━━━ ENTRIES ━━━

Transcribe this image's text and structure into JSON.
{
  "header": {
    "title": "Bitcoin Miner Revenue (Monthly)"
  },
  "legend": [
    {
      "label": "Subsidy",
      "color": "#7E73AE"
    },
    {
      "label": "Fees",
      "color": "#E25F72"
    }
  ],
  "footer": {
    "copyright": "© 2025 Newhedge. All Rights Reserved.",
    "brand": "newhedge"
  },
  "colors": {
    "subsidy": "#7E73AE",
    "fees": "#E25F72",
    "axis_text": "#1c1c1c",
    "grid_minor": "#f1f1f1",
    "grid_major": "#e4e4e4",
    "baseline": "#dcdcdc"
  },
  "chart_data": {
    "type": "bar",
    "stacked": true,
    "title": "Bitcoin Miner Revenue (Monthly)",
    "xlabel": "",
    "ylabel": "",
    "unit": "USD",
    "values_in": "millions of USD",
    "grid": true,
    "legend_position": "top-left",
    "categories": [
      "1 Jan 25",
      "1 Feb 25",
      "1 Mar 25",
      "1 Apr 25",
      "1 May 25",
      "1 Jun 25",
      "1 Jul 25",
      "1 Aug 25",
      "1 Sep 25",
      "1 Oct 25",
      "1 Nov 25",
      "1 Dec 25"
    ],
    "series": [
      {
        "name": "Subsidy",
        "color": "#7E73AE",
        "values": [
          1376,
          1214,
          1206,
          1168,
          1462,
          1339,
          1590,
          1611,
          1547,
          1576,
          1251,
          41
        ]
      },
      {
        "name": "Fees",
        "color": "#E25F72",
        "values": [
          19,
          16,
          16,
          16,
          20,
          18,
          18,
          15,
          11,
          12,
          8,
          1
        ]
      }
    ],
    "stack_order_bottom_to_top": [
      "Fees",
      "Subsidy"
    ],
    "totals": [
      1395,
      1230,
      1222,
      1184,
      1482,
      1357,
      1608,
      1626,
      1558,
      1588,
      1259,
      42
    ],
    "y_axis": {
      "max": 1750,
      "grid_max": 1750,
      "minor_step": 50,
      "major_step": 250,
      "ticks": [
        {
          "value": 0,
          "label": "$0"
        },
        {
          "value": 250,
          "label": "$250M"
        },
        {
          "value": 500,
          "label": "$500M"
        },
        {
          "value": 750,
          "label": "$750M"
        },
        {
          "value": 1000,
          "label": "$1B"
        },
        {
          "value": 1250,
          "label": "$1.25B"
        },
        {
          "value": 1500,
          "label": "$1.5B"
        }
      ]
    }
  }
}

━━━

**DIRECTION**
Extract the whole listing, character for character.

**EXERCISE RESULT**
Transcribe this image's text and structure into JSON.
{
  "header": {
    "title": "Bitcoin Miner Revenue (Monthly)"
  },
  "legend": [
    {
      "label": "Subsidy",
      "color": "#7E73AE"
    },
    {
      "label": "Fees",
      "color": "#E25F72"
    }
  ],
  "footer": {
    "copyright": "© 2025 Newhedge. All Rights Reserved.",
    "brand": "newhedge"
  },
  "colors": {
    "subsidy": "#7E73AE",
    "fees": "#E25F72",
    "axis_text": "#1c1c1c",
    "grid_minor": "#f1f1f1",
    "grid_major": "#e4e4e4",
    "baseline": "#dcdcdc"
  },
  "chart_data": {
    "type": "bar",
    "stacked": true,
    "title": "Bitcoin Miner Revenue (Monthly)",
    "xlabel": "",
    "ylabel": "",
    "unit": "USD",
    "values_in": "millions of USD",
    "grid": true,
    "legend_position": "top-left",
    "categories": [
      "1 Jan 25",
      "1 Feb 25",
      "1 Mar 25",
      "1 Apr 25",
      "1 May 25",
      "1 Jun 25",
      "1 Jul 25",
      "1 Aug 25",
      "1 Sep 25",
      "1 Oct 25",
      "1 Nov 25",
      "1 Dec 25"
    ],
    "series": [
      {
        "name": "Subsidy",
        "color": "#7E73AE",
        "values": [
          1376,
          1214,
          1206,
          1168,
          1462,
          1339,
          1590,
          1611,
          1547,
          1576,
          1251,
          41
        ]
      },
      {
        "name": "Fees",
        "color": "#E25F72",
        "values": [
          19,
          16,
          16,
          16,
          20,
          18,
          18,
          15,
          11,
          12,
          8,
          1
        ]
      }
    ],
    "stack_order_bottom_to_top": [
      "Fees",
      "Subsidy"
    ],
    "totals": [
      1395,
      1230,
      1222,
      1184,
      1482,
      1357,
      1608,
      1626,
      1558,
      1588,
      1259,
      42
    ],
    "y_axis": {
      "max": 1750,
      "grid_max": 1750,
      "minor_step": 50,
      "major_step": 250,
      "ticks": [
        {
          "value": 0,
          "label": "$0"
        },
        {
          "value": 250,
          "label": "$250M"
        },
        {
          "value": 500,
          "label": "$500M"
        },
        {
          "value": 750,
          "label": "$750M"
        },
        {
          "value": 1000,
          "label": "$1B"
        },
        {
          "value": 1250,
          "label": "$1.25B"
        },
        {
          "value": 1500,
          "label": "$1.5B"
        }
      ]
    }
  }
}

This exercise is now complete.